**WHAT YOU ARE ASKED TO DO:**
Write out, without any change, the lines of the items from the line containing "meeting-date-line: Dec. 1" through the line containing "registration-deadline: one week", inclusive.

**MATERIAL SUPPLIED:**

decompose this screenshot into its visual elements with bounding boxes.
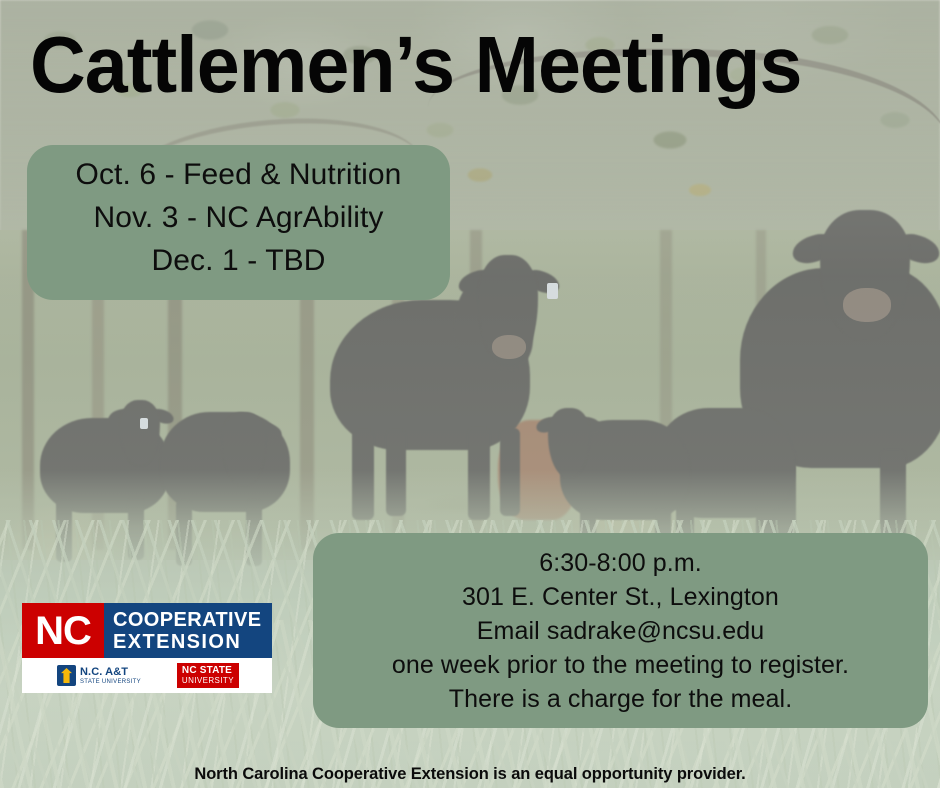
meeting-date-line: Dec. 1 - TBD <box>27 239 450 282</box>
cow-center-ear-tag <box>547 283 558 299</box>
registration-email[interactable]: Email sadrake@ncsu.edu <box>313 614 928 648</box>
registration-deadline: one week prior to the meeting to registe… <box>313 648 928 682</box>
logo-partner-bar: N.C. A&T STATE UNIVERSITY NC STATE UNIVE… <box>22 658 272 693</box>
logo-cooperative-text: COOPERATIVE <box>113 609 262 631</box>
logo-extension-text: EXTENSION <box>113 631 241 653</box>
meeting-date-line: Nov. 3 - NC AgrAbility <box>27 196 450 239</box>
nc-at-text: N.C. A&T STATE UNIVERSITY <box>80 667 141 685</box>
equal-opportunity-statement: North Carolina Cooperative Extension is … <box>14 764 926 784</box>
logo-wordmark: COOPERATIVE EXTENSION <box>104 603 272 658</box>
flyer-poster: Cattlemen’s Meetings Oct. 6 - Feed & Nut… <box>0 0 940 788</box>
meeting-date-line: Oct. 6 - Feed & Nutrition <box>27 153 450 196</box>
nc-at-subtitle: STATE UNIVERSITY <box>80 679 141 685</box>
nc-state-logo: NC STATE UNIVERSITY <box>177 663 239 688</box>
aggie-shield-icon <box>57 665 76 686</box>
logo-primary-bar: NC COOPERATIVE EXTENSION <box>22 603 272 658</box>
meeting-time: 6:30-8:00 p.m. <box>313 546 928 580</box>
cow-left-ear-tag <box>140 418 148 429</box>
nc-at-logo: N.C. A&T STATE UNIVERSITY <box>57 665 141 686</box>
nc-at-name: N.C. A&T <box>80 667 141 678</box>
logo-nc-mark: NC <box>22 603 104 658</box>
nc-state-name: NC STATE <box>182 666 234 676</box>
cow-right-muzzle <box>843 288 891 322</box>
meeting-address: 301 E. Center St., Lexington <box>313 580 928 614</box>
meal-charge-note: There is a charge for the meal. <box>313 682 928 716</box>
nc-state-subtitle: UNIVERSITY <box>182 677 234 685</box>
meeting-dates-panel: Oct. 6 - Feed & Nutrition Nov. 3 - NC Ag… <box>27 145 450 300</box>
meeting-details-panel: 6:30-8:00 p.m. 301 E. Center St., Lexing… <box>313 533 928 728</box>
page-title: Cattlemen’s Meetings <box>30 22 889 108</box>
nc-cooperative-extension-logo: NC COOPERATIVE EXTENSION N.C. A&T STATE … <box>22 603 272 693</box>
cow-center-muzzle <box>492 335 526 359</box>
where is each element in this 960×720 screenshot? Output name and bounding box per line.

**ANSWER TO THIS PROBLEM:**
meeting-date-line: Dec. 1 - TBD <box>27 239 450 282</box>
cow-center-ear-tag <box>547 283 558 299</box>
registration-email[interactable]: Email sadrake@ncsu.edu <box>313 614 928 648</box>
registration-deadline: one week prior to the meeting to registe… <box>313 648 928 682</box>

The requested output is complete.